### Task instructions
Copy each line exactly. Drop every picture.

[Dataset listings of figures]
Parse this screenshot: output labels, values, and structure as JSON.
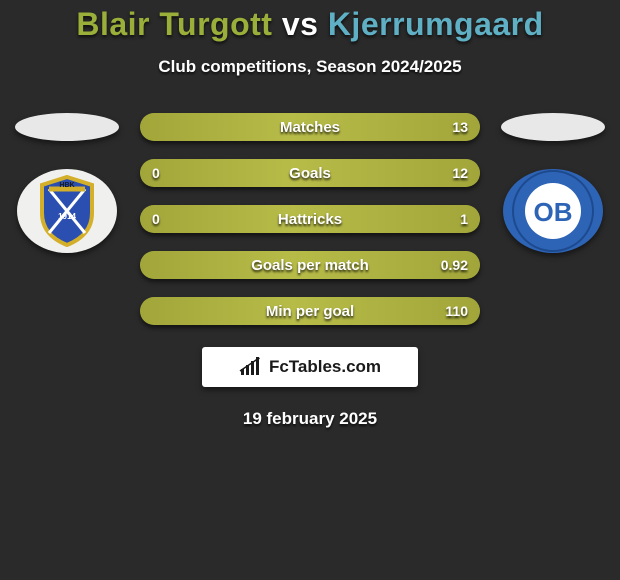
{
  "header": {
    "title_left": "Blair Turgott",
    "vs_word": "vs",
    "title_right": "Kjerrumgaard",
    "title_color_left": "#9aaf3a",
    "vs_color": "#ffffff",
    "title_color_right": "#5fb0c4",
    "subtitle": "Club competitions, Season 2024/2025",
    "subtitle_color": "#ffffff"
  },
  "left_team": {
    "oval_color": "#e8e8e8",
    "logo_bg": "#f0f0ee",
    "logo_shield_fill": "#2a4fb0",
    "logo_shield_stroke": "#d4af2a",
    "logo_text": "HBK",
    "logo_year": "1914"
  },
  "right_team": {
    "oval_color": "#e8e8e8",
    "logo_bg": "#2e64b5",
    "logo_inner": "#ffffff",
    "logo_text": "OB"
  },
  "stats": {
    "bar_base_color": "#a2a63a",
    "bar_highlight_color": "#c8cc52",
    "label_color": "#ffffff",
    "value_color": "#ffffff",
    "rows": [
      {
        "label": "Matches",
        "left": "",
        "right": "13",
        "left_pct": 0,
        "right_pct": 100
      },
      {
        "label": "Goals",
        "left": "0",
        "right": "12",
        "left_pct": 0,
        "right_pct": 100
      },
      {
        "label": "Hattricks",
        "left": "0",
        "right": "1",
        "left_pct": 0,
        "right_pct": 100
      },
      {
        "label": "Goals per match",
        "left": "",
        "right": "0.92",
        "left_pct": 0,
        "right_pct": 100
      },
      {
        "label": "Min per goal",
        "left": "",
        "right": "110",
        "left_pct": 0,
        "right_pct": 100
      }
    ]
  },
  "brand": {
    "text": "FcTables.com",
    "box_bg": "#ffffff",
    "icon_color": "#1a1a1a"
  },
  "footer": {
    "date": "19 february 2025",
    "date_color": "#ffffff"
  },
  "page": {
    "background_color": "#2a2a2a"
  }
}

### Output for this exercise
Parse this screenshot: output labels, values, and structure as JSON.
{
  "header": {
    "title_left": "Blair Turgott",
    "vs_word": "vs",
    "title_right": "Kjerrumgaard",
    "title_color_left": "#9aaf3a",
    "vs_color": "#ffffff",
    "title_color_right": "#5fb0c4",
    "subtitle": "Club competitions, Season 2024/2025",
    "subtitle_color": "#ffffff"
  },
  "left_team": {
    "oval_color": "#e8e8e8",
    "logo_bg": "#f0f0ee",
    "logo_shield_fill": "#2a4fb0",
    "logo_shield_stroke": "#d4af2a",
    "logo_text": "HBK",
    "logo_year": "1914"
  },
  "right_team": {
    "oval_color": "#e8e8e8",
    "logo_bg": "#2e64b5",
    "logo_inner": "#ffffff",
    "logo_text": "OB"
  },
  "stats": {
    "bar_base_color": "#a2a63a",
    "bar_highlight_color": "#c8cc52",
    "label_color": "#ffffff",
    "value_color": "#ffffff",
    "rows": [
      {
        "label": "Matches",
        "left": "",
        "right": "13",
        "left_pct": 0,
        "right_pct": 100
      },
      {
        "label": "Goals",
        "left": "0",
        "right": "12",
        "left_pct": 0,
        "right_pct": 100
      },
      {
        "label": "Hattricks",
        "left": "0",
        "right": "1",
        "left_pct": 0,
        "right_pct": 100
      },
      {
        "label": "Goals per match",
        "left": "",
        "right": "0.92",
        "left_pct": 0,
        "right_pct": 100
      },
      {
        "label": "Min per goal",
        "left": "",
        "right": "110",
        "left_pct": 0,
        "right_pct": 100
      }
    ]
  },
  "brand": {
    "text": "FcTables.com",
    "box_bg": "#ffffff",
    "icon_color": "#1a1a1a"
  },
  "footer": {
    "date": "19 february 2025",
    "date_color": "#ffffff"
  },
  "page": {
    "background_color": "#2a2a2a"
  }
}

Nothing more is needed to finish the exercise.